TASK STATEMENT — Output the material exactly, but drop every image it holds.

DATA RECORDS —
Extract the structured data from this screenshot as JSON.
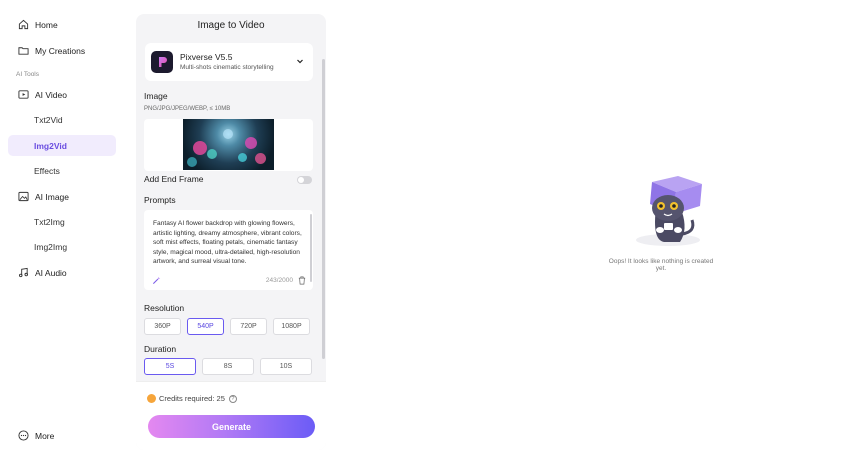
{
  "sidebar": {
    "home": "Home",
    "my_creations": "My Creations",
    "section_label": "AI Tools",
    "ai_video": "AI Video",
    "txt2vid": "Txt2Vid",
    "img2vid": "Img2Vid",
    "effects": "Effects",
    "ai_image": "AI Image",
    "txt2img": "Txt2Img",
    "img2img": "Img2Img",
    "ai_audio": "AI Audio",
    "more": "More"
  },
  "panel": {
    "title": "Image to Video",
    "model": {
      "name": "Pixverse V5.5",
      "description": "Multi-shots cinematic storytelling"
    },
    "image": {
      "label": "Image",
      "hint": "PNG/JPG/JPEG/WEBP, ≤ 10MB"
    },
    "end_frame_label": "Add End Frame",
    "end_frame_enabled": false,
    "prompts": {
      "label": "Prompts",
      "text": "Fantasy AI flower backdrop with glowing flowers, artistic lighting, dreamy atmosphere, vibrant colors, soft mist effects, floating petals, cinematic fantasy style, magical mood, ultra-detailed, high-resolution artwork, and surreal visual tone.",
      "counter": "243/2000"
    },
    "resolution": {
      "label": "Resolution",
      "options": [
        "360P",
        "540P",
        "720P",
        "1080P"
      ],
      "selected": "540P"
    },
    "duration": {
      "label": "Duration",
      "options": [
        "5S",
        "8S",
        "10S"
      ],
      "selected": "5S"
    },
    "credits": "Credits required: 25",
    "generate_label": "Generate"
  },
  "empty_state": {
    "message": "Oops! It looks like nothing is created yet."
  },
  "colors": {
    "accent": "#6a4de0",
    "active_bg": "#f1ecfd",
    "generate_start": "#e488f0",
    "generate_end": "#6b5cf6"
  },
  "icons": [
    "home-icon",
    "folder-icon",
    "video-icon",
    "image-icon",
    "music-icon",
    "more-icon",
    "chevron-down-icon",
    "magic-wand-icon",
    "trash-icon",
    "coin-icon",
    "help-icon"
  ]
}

THE ANSWER —
Extract the structured data from this screenshot as JSON.
{
  "sidebar": {
    "home": "Home",
    "my_creations": "My Creations",
    "section_label": "AI Tools",
    "ai_video": "AI Video",
    "txt2vid": "Txt2Vid",
    "img2vid": "Img2Vid",
    "effects": "Effects",
    "ai_image": "AI Image",
    "txt2img": "Txt2Img",
    "img2img": "Img2Img",
    "ai_audio": "AI Audio",
    "more": "More"
  },
  "panel": {
    "title": "Image to Video",
    "model": {
      "name": "Pixverse V5.5",
      "description": "Multi-shots cinematic storytelling"
    },
    "image": {
      "label": "Image",
      "hint": "PNG/JPG/JPEG/WEBP, ≤ 10MB"
    },
    "end_frame_label": "Add End Frame",
    "end_frame_enabled": false,
    "prompts": {
      "label": "Prompts",
      "text": "Fantasy AI flower backdrop with glowing flowers, artistic lighting, dreamy atmosphere, vibrant colors, soft mist effects, floating petals, cinematic fantasy style, magical mood, ultra-detailed, high-resolution artwork, and surreal visual tone.",
      "counter": "243/2000"
    },
    "resolution": {
      "label": "Resolution",
      "options": [
        "360P",
        "540P",
        "720P",
        "1080P"
      ],
      "selected": "540P"
    },
    "duration": {
      "label": "Duration",
      "options": [
        "5S",
        "8S",
        "10S"
      ],
      "selected": "5S"
    },
    "credits": "Credits required: 25",
    "generate_label": "Generate"
  },
  "empty_state": {
    "message": "Oops! It looks like nothing is created yet."
  },
  "colors": {
    "accent": "#6a4de0",
    "active_bg": "#f1ecfd",
    "generate_start": "#e488f0",
    "generate_end": "#6b5cf6"
  },
  "icons": [
    "home-icon",
    "folder-icon",
    "video-icon",
    "image-icon",
    "music-icon",
    "more-icon",
    "chevron-down-icon",
    "magic-wand-icon",
    "trash-icon",
    "coin-icon",
    "help-icon"
  ]
}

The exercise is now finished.